Problem details: Rewrite the items from the line with "capaian-item [255,800,669,909]" up to and including the line with "capaian-list [252,800,669,909]", swapping "intro-body" for "intro-section" and leaving everything else unchanged. Give only those lines.

═══ Given records

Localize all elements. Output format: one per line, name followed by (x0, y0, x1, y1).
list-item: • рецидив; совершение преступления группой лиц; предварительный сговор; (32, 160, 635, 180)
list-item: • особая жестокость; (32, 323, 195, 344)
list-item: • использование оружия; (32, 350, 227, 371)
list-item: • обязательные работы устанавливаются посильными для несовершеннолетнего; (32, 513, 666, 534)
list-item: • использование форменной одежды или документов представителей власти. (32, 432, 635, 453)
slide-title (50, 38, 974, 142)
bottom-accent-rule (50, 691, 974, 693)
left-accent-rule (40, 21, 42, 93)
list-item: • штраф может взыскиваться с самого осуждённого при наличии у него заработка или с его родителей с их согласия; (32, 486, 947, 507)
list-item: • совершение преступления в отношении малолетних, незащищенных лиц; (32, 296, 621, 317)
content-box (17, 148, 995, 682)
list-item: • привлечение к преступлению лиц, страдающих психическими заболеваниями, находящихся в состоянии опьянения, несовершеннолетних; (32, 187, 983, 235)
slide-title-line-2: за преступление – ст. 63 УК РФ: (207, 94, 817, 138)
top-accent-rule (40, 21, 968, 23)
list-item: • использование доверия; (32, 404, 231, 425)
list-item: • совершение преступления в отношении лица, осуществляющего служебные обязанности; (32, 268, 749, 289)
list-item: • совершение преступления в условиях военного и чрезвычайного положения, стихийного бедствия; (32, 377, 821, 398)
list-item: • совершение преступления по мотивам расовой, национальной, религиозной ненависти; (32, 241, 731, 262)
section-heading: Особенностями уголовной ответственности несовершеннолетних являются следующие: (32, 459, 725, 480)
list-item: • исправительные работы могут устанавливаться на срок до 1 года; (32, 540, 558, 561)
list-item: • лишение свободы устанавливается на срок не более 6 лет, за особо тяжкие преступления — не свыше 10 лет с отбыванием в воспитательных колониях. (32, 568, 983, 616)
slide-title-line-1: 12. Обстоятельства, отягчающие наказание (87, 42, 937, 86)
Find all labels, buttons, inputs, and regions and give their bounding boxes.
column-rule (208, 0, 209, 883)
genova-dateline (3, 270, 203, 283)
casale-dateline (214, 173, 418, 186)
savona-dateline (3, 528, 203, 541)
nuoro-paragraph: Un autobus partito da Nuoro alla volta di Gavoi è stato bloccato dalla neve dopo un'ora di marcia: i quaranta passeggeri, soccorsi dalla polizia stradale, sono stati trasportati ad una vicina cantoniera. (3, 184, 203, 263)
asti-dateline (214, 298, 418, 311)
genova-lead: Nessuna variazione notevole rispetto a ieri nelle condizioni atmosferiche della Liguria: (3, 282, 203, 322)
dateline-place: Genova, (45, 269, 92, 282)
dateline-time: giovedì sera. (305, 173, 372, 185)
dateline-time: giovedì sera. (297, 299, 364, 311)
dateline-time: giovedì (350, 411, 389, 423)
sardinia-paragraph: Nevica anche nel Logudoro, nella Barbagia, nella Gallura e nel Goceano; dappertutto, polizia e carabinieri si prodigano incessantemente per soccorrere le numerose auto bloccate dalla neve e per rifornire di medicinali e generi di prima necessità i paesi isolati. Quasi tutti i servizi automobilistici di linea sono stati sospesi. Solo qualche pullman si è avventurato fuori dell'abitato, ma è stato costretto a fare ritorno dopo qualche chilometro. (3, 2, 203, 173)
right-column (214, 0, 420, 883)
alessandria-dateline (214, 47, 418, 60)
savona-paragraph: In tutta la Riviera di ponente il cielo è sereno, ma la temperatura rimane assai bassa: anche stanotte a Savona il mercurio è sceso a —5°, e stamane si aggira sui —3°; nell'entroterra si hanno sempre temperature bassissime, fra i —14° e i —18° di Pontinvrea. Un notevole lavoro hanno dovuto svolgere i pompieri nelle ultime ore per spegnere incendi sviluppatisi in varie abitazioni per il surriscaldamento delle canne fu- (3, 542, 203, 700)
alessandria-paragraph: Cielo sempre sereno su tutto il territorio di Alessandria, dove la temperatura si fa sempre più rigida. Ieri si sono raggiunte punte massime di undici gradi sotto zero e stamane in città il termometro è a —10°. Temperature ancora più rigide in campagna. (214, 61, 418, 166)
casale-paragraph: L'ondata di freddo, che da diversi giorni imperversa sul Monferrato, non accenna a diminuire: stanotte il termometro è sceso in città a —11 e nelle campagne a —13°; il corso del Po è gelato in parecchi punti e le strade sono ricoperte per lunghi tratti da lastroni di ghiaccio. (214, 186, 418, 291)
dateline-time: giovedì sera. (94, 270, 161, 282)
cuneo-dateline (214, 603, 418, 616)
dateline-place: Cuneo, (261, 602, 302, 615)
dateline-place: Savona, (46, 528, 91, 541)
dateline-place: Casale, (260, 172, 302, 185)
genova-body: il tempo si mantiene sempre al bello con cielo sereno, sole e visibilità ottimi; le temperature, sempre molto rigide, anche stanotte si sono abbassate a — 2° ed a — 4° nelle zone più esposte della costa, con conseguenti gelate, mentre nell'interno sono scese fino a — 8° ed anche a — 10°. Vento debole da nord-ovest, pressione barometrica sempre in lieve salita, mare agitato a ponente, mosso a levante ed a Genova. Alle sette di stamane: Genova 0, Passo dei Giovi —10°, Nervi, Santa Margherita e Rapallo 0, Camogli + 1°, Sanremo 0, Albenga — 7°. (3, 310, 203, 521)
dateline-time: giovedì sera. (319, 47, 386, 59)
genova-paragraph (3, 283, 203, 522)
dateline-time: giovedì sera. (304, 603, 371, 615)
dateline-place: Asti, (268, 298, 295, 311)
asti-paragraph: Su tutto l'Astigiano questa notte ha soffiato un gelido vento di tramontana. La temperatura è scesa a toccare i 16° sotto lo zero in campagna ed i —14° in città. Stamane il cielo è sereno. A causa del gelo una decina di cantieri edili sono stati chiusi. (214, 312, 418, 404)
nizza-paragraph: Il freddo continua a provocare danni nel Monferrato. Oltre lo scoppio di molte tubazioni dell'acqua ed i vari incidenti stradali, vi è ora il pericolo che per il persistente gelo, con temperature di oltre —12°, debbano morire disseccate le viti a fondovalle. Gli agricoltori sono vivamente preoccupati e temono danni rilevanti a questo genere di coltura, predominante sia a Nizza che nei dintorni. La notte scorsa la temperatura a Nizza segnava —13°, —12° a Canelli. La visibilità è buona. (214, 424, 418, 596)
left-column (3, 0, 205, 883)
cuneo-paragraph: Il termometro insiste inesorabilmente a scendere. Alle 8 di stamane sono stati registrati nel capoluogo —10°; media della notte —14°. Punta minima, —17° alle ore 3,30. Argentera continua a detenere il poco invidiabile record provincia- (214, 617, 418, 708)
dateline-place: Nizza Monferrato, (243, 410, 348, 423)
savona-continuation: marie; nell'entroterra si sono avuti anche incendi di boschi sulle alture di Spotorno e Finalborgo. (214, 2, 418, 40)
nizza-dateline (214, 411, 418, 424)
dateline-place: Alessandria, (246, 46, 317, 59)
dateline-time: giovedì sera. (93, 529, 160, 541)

══════
═══ Given records

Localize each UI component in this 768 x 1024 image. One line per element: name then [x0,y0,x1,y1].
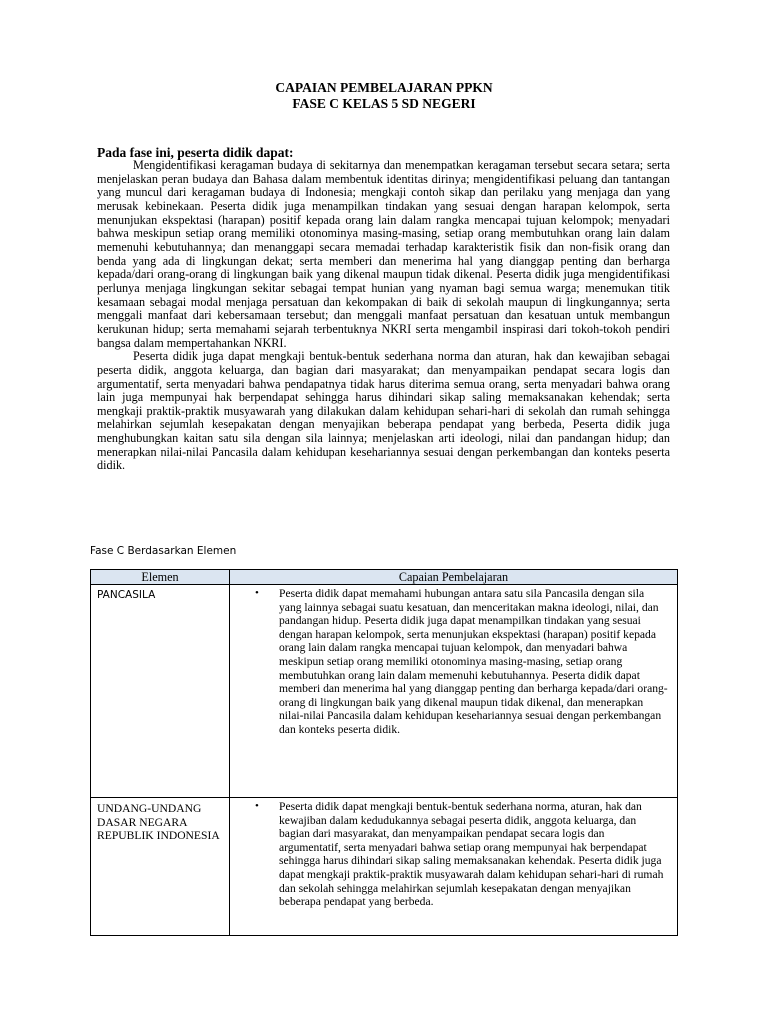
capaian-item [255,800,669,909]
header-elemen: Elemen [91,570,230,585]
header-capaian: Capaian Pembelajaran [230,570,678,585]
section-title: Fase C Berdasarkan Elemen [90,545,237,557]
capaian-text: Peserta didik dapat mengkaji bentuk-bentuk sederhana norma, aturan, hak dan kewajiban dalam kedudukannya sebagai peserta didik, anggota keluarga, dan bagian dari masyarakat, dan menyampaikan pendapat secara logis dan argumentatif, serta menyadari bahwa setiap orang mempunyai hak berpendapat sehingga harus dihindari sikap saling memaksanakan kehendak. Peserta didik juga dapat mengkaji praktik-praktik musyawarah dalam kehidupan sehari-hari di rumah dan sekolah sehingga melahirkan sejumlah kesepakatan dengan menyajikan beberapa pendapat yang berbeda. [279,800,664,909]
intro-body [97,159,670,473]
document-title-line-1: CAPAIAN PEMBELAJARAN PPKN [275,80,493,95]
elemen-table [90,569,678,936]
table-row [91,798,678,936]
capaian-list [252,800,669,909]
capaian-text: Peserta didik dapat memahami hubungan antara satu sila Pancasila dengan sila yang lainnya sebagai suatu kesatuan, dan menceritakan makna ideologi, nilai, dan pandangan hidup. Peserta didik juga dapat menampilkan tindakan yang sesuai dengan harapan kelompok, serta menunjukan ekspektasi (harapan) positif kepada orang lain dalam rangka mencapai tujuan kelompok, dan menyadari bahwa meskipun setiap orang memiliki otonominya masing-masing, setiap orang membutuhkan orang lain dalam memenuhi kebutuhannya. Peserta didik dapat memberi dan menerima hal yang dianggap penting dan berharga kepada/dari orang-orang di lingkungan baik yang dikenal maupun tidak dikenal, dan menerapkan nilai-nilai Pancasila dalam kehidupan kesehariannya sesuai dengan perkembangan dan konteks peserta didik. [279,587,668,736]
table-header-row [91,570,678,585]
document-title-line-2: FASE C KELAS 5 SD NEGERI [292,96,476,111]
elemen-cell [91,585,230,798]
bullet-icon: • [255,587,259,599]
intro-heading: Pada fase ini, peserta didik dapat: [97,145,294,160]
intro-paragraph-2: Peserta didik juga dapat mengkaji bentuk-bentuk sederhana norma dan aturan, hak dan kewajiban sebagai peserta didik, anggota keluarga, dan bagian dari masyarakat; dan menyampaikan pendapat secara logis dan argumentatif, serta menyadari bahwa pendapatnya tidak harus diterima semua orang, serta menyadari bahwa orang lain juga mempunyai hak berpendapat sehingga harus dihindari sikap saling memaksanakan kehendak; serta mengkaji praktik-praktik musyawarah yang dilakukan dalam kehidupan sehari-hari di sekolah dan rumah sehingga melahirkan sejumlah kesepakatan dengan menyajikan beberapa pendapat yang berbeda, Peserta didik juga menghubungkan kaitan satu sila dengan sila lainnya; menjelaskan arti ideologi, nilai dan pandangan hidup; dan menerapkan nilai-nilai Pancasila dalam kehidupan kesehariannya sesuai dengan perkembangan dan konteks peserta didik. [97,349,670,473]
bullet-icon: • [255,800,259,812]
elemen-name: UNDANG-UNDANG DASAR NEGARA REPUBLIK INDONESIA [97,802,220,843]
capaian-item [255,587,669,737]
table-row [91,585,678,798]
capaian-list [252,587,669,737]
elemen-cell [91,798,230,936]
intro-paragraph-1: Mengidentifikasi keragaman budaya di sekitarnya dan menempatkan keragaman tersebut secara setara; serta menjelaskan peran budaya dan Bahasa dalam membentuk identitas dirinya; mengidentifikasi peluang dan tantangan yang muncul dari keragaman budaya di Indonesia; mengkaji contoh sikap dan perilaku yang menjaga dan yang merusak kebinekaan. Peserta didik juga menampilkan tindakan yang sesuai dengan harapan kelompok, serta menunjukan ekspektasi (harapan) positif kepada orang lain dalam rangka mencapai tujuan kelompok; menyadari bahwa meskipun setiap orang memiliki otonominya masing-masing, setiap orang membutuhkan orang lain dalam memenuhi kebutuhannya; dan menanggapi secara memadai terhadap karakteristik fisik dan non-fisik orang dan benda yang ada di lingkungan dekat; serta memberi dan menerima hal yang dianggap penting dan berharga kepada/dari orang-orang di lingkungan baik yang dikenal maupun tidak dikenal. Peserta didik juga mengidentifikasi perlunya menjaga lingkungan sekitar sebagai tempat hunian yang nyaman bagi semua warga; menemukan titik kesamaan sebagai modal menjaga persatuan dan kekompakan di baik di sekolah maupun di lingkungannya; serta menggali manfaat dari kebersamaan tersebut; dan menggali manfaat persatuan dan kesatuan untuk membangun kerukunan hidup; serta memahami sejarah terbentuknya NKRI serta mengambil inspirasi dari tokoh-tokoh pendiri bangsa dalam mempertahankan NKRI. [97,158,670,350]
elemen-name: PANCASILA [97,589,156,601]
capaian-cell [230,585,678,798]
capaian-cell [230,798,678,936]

══════

Task answer:
capaian-item [255,800,669,909]
header-elemen: Elemen [91,570,230,585]
header-capaian: Capaian Pembelajaran [230,570,678,585]
section-title: Fase C Berdasarkan Elemen [90,545,237,557]
capaian-text: Peserta didik dapat mengkaji bentuk-bentuk sederhana norma, aturan, hak dan kewajiban dalam kedudukannya sebagai peserta didik, anggota keluarga, dan bagian dari masyarakat, dan menyampaikan pendapat secara logis dan argumentatif, serta menyadari bahwa setiap orang mempunyai hak berpendapat sehingga harus dihindari sikap saling memaksanakan kehendak. Peserta didik juga dapat mengkaji praktik-praktik musyawarah dalam kehidupan sehari-hari di rumah dan sekolah sehingga melahirkan sejumlah kesepakatan dengan menyajikan beberapa pendapat yang berbeda. [279,800,664,909]
intro-section [97,159,670,473]
document-title-line-1: CAPAIAN PEMBELAJARAN PPKN [275,80,493,95]
elemen-table [90,569,678,936]
table-row [91,798,678,936]
capaian-list [252,800,669,909]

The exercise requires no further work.